Stored dataset items
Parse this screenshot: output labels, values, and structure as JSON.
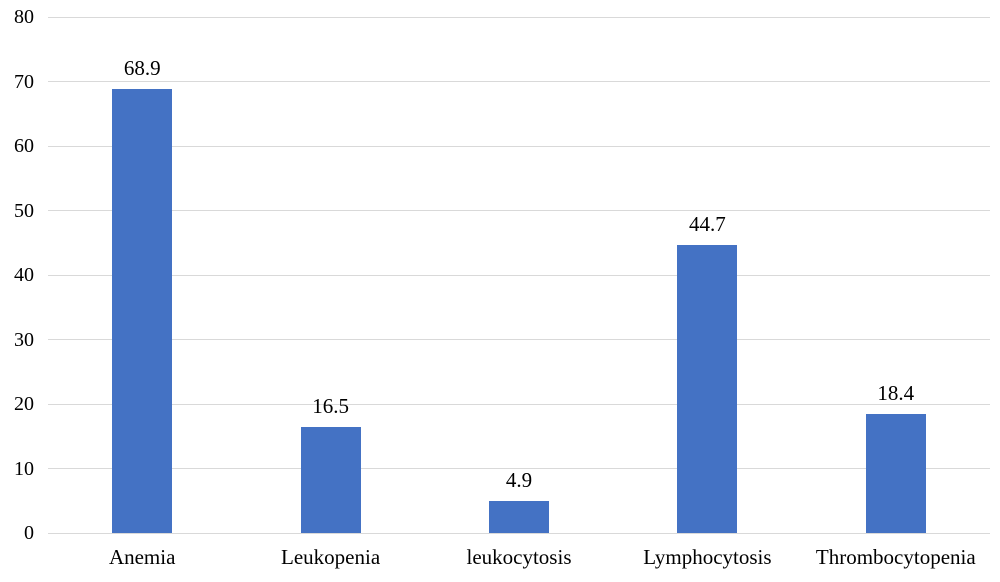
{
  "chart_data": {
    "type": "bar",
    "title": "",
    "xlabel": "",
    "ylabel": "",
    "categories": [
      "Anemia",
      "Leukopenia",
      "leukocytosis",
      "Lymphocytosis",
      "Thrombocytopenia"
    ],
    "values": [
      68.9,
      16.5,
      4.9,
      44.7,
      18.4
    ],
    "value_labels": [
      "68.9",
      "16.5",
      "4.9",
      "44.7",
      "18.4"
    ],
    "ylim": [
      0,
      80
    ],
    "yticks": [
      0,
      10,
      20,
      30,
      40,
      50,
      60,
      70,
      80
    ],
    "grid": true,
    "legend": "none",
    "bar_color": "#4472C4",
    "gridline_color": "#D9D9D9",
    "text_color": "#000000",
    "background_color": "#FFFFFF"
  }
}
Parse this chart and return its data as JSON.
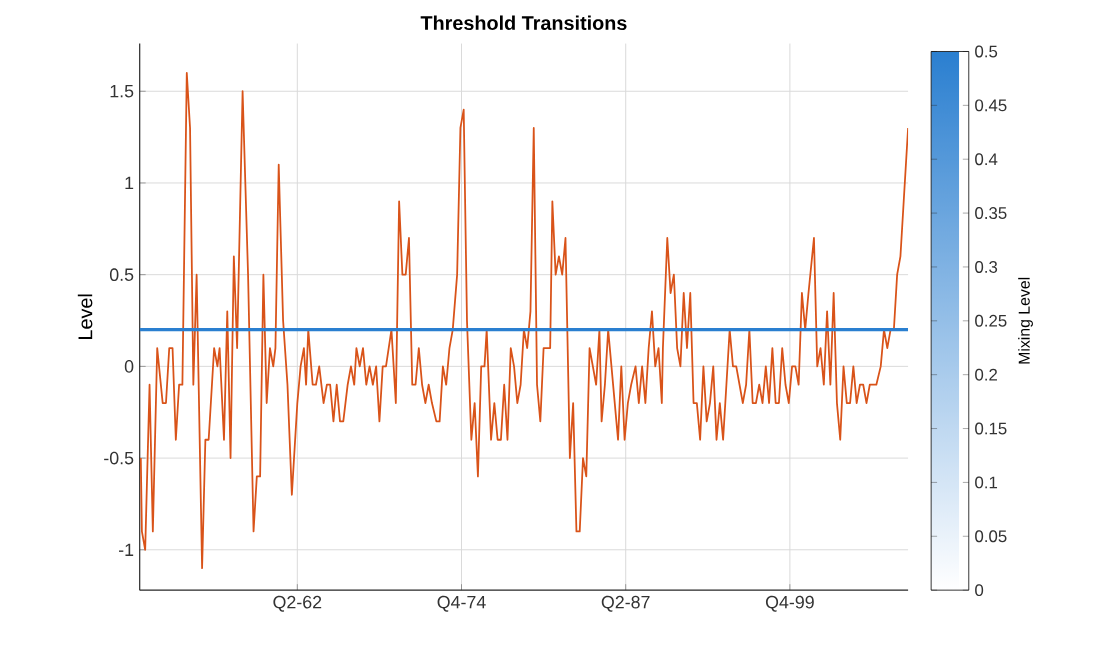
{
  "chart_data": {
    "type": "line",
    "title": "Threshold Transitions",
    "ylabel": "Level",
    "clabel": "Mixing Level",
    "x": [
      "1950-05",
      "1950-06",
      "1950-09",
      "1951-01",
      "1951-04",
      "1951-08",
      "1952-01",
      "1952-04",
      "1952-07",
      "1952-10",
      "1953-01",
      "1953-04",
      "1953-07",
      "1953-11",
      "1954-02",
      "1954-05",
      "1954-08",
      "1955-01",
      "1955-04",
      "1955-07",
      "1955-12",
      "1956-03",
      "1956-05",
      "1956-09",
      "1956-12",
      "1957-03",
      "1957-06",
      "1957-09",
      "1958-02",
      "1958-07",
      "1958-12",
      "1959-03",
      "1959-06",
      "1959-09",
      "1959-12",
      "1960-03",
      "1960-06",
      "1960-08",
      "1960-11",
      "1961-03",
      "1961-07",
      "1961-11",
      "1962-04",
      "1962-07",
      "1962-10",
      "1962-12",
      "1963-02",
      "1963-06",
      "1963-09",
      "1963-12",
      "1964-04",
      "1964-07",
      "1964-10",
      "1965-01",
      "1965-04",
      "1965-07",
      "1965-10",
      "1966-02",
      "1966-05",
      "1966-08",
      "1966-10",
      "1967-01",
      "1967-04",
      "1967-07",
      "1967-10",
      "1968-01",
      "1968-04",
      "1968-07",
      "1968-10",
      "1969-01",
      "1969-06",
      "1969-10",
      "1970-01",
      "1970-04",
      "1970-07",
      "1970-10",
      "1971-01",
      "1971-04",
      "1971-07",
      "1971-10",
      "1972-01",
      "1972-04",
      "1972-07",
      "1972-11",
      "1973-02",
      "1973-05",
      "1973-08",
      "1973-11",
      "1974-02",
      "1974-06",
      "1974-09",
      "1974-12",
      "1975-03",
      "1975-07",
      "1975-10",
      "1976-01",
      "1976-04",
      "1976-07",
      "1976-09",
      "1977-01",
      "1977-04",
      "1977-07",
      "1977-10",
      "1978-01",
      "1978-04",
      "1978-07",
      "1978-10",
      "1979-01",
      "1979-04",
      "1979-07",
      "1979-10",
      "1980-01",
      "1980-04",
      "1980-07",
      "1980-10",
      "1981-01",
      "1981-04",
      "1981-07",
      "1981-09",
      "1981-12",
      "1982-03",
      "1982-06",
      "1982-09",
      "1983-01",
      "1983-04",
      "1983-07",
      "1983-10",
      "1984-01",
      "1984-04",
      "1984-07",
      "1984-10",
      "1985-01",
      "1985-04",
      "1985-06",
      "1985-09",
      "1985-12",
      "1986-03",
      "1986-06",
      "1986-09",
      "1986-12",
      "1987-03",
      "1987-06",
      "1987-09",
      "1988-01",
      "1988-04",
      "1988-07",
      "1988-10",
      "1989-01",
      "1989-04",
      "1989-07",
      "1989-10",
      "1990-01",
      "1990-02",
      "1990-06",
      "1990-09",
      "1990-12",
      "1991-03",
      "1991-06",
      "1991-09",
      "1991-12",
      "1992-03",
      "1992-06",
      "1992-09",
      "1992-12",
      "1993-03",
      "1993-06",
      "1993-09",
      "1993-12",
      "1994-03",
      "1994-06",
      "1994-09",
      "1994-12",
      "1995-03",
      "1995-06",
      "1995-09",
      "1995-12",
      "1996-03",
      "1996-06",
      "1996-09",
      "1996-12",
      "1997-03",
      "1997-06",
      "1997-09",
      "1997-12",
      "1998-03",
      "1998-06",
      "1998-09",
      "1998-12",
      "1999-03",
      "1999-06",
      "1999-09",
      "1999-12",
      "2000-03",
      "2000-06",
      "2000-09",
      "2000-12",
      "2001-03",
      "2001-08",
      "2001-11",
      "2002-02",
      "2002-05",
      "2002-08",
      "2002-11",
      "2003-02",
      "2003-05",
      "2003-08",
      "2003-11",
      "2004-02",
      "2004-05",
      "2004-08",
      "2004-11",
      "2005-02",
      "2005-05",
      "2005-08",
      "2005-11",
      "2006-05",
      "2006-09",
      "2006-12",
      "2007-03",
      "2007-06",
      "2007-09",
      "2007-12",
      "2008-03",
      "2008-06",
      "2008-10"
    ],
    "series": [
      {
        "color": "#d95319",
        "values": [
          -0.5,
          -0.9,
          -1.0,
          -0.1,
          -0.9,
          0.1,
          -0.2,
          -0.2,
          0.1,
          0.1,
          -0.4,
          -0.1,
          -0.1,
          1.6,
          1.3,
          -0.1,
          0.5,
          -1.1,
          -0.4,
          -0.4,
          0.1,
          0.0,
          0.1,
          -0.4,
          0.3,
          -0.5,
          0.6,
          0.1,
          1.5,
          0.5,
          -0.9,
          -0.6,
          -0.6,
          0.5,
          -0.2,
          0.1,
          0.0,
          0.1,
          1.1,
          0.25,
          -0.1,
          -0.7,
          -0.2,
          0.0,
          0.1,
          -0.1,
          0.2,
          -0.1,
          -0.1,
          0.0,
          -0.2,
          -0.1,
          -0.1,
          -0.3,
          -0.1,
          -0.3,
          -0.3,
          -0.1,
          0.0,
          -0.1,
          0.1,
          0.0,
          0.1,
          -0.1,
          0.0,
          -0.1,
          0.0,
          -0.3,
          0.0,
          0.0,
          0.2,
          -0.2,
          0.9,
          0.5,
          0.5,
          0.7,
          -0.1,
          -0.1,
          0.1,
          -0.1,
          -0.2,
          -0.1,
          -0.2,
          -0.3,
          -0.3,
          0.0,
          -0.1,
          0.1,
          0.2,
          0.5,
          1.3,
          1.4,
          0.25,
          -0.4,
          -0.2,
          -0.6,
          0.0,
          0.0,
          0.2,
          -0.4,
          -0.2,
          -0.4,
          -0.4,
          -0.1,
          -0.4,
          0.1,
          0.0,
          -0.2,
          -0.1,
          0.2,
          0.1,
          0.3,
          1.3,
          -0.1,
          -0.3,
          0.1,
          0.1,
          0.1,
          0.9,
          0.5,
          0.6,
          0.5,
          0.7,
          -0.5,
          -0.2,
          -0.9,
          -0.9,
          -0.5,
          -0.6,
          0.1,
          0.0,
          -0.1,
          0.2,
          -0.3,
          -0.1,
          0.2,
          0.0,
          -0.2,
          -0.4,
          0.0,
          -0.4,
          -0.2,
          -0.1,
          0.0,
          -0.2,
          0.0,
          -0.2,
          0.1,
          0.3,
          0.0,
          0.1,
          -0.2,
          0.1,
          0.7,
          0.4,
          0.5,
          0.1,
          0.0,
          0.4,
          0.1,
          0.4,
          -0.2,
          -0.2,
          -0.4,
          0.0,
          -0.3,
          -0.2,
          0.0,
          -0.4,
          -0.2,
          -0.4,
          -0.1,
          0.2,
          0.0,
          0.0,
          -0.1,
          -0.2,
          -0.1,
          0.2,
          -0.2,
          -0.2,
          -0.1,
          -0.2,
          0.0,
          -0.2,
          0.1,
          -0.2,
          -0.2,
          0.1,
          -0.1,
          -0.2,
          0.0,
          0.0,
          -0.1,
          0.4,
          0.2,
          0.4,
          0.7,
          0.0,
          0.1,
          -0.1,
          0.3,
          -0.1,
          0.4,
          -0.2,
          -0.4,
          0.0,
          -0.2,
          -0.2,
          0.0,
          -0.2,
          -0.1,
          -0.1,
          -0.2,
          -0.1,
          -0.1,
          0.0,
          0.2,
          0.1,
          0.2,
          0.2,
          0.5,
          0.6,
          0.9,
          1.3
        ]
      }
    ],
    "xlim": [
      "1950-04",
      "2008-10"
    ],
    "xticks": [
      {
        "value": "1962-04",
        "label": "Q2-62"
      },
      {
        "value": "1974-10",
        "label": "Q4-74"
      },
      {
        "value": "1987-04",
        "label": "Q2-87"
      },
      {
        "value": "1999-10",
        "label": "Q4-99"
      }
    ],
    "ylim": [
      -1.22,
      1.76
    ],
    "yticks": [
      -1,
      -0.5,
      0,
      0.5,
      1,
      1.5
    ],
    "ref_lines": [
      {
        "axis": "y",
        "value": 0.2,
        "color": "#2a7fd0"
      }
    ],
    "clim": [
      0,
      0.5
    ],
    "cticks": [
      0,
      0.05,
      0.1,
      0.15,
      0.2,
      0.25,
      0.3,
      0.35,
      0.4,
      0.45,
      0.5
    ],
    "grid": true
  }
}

### The problem
Report each line in the data that holds the word "JSON".

### Written answer
Parse this screenshot: output labels, values, and structure as JSON.
Parse this chart and return its data as JSON.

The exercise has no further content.